GIVEN INSTRUCTION → Exactly reproduce each line of the listing that follows.

GIVEN DATA →
§

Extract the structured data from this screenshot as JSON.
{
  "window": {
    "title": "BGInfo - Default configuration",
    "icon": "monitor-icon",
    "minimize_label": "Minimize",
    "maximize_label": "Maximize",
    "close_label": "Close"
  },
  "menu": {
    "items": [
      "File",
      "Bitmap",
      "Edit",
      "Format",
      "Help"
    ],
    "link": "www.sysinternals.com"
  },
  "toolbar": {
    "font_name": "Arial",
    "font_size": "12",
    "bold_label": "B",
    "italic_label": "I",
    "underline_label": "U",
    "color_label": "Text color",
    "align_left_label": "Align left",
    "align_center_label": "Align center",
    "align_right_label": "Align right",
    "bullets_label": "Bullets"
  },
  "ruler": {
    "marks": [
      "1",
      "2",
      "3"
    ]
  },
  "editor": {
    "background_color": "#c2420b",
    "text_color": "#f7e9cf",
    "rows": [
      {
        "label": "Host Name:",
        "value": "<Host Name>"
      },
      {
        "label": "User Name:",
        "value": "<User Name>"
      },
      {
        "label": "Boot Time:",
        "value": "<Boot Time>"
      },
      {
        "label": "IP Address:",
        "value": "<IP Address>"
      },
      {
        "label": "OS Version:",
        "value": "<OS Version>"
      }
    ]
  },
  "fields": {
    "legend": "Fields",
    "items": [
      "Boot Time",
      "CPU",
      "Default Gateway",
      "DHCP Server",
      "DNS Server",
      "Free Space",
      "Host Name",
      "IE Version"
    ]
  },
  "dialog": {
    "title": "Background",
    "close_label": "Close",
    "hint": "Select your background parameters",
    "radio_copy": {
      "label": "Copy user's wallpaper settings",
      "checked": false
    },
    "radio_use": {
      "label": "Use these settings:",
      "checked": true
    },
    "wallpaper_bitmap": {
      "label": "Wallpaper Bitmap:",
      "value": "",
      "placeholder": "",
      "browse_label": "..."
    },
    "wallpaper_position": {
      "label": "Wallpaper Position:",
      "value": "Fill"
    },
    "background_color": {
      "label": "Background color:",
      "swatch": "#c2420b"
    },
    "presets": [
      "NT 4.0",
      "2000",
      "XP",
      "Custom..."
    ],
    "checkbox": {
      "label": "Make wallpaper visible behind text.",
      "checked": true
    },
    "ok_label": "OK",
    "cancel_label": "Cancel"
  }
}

§

TASK RESULT →
Extract the structured data from this screenshot as JSON.
{
  "window": {
    "title": "BGInfo - Default configuration",
    "icon": "monitor-icon",
    "minimize_label": "Minimize",
    "maximize_label": "Maximize",
    "close_label": "Close"
  },
  "menu": {
    "items": [
      "File",
      "Bitmap",
      "Edit",
      "Format",
      "Help"
    ],
    "link": "www.sysinternals.com"
  },
  "toolbar": {
    "font_name": "Arial",
    "font_size": "12",
    "bold_label": "B",
    "italic_label": "I",
    "underline_label": "U",
    "color_label": "Text color",
    "align_left_label": "Align left",
    "align_center_label": "Align center",
    "align_right_label": "Align right",
    "bullets_label": "Bullets"
  },
  "ruler": {
    "marks": [
      "1",
      "2",
      "3"
    ]
  },
  "editor": {
    "background_color": "#c2420b",
    "text_color": "#f7e9cf",
    "rows": [
      {
        "label": "Host Name:",
        "value": "<Host Name>"
      },
      {
        "label": "User Name:",
        "value": "<User Name>"
      },
      {
        "label": "Boot Time:",
        "value": "<Boot Time>"
      },
      {
        "label": "IP Address:",
        "value": "<IP Address>"
      },
      {
        "label": "OS Version:",
        "value": "<OS Version>"
      }
    ]
  },
  "fields": {
    "legend": "Fields",
    "items": [
      "Boot Time",
      "CPU",
      "Default Gateway",
      "DHCP Server",
      "DNS Server",
      "Free Space",
      "Host Name",
      "IE Version"
    ]
  },
  "dialog": {
    "title": "Background",
    "close_label": "Close",
    "hint": "Select your background parameters",
    "radio_copy": {
      "label": "Copy user's wallpaper settings",
      "checked": false
    },
    "radio_use": {
      "label": "Use these settings:",
      "checked": true
    },
    "wallpaper_bitmap": {
      "label": "Wallpaper Bitmap:",
      "value": "",
      "placeholder": "",
      "browse_label": "..."
    },
    "wallpaper_position": {
      "label": "Wallpaper Position:",
      "value": "Fill"
    },
    "background_color": {
      "label": "Background color:",
      "swatch": "#c2420b"
    },
    "presets": [
      "NT 4.0",
      "2000",
      "XP",
      "Custom..."
    ],
    "checkbox": {
      "label": "Make wallpaper visible behind text.",
      "checked": true
    },
    "ok_label": "OK",
    "cancel_label": "Cancel"
  }
}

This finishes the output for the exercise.